[Entries taken from a collection]
■ ■ ■ ■

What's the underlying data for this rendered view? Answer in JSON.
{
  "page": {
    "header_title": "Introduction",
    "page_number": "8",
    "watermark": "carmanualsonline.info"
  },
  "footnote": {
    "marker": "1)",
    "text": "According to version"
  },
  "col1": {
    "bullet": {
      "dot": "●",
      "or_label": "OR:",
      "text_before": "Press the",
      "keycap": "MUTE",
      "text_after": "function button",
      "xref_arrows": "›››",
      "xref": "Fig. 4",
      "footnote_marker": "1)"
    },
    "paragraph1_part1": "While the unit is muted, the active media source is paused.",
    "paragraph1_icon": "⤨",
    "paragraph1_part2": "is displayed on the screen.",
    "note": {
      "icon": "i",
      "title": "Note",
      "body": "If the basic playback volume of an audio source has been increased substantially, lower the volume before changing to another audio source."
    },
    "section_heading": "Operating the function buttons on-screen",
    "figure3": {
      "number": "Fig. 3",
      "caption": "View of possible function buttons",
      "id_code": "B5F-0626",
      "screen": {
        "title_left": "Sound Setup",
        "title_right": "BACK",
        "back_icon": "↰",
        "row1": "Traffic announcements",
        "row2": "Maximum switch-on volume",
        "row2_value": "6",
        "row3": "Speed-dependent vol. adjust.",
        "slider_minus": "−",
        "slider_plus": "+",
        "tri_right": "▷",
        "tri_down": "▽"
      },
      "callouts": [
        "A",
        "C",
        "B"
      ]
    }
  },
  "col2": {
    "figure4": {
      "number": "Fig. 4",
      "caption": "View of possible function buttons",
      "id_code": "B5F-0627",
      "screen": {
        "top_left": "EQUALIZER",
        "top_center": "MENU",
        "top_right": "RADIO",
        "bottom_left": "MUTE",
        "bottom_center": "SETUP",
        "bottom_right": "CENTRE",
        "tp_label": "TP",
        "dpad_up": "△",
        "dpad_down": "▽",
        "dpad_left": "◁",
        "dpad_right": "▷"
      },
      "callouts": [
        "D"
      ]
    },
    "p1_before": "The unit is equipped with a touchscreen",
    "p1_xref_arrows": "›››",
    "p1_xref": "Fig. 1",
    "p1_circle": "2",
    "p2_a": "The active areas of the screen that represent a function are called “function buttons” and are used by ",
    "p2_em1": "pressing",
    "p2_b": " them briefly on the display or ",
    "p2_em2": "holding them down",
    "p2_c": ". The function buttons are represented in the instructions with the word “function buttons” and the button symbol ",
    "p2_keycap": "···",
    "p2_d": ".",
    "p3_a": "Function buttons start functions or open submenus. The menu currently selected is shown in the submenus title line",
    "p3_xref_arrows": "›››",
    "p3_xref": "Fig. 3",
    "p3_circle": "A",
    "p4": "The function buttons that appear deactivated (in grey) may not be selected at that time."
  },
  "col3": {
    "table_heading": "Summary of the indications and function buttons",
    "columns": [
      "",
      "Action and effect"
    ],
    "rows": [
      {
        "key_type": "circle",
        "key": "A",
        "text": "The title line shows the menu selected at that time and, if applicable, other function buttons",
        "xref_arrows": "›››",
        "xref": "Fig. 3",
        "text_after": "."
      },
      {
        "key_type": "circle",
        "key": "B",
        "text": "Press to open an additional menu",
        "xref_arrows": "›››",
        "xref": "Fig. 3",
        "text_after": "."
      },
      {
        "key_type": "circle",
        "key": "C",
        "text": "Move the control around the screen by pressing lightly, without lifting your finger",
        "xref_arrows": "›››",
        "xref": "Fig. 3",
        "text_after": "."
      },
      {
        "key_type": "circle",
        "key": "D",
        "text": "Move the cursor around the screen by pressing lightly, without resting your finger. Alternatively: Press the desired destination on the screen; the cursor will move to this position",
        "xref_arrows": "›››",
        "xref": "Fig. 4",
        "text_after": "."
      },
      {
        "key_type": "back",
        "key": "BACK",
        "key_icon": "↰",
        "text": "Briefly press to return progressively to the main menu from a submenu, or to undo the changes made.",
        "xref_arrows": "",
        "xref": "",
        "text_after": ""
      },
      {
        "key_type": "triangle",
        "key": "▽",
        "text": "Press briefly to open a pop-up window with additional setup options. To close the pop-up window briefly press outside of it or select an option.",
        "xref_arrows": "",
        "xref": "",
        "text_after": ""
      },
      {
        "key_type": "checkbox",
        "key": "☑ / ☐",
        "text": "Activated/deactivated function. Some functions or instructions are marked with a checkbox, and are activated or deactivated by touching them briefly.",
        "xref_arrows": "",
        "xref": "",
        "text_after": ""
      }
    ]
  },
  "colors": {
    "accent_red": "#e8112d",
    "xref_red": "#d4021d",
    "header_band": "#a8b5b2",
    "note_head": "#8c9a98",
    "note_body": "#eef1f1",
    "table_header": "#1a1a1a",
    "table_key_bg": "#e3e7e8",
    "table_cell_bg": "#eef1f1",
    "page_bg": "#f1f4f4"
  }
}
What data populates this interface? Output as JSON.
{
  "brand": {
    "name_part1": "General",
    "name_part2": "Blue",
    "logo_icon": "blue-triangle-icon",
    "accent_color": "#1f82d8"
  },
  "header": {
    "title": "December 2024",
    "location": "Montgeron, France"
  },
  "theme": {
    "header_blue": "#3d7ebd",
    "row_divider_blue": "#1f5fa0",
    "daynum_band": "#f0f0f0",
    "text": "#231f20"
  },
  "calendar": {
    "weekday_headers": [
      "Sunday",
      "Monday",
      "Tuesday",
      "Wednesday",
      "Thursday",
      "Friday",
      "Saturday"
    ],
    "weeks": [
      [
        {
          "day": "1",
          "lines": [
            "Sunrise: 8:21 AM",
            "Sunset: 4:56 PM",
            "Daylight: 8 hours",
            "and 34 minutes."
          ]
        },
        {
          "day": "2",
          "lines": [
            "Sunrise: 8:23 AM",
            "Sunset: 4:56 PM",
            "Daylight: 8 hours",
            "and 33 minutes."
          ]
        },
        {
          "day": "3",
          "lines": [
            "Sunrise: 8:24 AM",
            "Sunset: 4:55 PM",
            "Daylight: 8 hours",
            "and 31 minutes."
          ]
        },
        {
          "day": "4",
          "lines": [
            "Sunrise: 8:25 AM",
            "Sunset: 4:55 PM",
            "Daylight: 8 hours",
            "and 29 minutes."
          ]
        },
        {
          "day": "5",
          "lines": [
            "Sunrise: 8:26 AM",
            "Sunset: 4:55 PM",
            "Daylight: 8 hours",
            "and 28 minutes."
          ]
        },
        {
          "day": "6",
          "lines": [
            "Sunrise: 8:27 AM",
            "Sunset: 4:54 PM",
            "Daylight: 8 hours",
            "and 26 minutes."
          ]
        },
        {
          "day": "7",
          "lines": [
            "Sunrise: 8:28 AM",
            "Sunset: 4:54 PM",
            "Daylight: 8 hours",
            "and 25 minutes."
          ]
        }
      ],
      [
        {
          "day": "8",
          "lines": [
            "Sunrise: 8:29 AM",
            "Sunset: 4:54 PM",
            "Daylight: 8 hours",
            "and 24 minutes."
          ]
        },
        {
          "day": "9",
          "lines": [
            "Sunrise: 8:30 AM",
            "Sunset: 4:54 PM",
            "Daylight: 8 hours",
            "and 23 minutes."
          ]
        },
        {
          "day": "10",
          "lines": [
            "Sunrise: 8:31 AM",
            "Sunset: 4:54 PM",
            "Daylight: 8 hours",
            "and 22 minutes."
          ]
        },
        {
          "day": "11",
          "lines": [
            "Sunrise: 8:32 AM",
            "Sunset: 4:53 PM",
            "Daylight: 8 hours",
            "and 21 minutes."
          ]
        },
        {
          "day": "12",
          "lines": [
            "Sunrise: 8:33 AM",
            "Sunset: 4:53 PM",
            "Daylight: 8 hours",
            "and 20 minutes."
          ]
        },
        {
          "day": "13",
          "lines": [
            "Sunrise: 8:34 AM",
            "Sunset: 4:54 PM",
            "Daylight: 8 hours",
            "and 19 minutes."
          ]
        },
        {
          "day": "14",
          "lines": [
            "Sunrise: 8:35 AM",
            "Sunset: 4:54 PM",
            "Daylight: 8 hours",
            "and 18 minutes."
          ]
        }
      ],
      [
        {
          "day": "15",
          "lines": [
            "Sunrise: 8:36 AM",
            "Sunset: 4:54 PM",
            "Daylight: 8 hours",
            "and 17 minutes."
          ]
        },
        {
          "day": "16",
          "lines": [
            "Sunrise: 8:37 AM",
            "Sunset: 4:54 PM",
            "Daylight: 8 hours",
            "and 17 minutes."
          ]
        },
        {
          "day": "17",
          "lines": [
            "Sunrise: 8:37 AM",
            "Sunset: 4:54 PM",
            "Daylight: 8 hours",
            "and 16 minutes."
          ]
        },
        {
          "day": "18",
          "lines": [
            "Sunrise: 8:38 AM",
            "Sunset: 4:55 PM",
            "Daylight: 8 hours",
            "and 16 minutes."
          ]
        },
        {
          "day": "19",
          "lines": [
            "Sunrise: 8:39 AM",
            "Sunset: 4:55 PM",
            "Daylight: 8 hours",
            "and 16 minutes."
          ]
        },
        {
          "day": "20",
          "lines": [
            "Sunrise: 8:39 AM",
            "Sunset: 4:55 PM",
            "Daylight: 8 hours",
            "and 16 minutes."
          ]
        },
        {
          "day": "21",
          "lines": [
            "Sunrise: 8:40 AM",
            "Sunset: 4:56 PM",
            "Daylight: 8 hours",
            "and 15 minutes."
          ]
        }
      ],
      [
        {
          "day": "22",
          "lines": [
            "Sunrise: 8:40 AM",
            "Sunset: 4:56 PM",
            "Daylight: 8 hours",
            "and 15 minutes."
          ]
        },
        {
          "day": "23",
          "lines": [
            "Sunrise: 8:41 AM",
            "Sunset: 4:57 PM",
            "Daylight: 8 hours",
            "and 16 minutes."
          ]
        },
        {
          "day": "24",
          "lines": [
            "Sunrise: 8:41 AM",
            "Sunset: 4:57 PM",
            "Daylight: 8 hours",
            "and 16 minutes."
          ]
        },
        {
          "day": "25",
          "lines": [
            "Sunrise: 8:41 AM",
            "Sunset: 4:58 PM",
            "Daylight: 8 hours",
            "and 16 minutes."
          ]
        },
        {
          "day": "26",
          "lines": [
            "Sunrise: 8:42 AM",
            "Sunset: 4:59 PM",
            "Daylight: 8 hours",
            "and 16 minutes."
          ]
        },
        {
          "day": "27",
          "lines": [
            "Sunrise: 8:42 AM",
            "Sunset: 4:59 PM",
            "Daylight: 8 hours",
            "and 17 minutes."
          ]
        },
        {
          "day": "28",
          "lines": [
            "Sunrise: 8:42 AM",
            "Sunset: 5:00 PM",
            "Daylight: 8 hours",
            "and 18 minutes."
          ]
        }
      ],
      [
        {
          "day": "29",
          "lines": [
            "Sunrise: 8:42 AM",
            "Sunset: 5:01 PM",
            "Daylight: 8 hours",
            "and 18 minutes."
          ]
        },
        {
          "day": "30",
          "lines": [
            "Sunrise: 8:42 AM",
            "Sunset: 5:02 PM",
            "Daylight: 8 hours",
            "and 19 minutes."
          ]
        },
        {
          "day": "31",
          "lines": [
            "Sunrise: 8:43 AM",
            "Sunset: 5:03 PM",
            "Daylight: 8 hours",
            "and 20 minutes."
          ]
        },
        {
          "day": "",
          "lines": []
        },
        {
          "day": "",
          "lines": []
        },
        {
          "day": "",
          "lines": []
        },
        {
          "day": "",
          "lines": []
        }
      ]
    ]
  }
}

■ ■ ■ ■

§ WHAT IS NEEDED:
Copy every line from the records above that contains the word "checkbox".

§ ANSWER BELOW:
        "key_type": "checkbox",
        "text": "Activated/deactivated function. Some functions or instructions are marked with a checkbox, and are activated or deactivated by touching them briefly.",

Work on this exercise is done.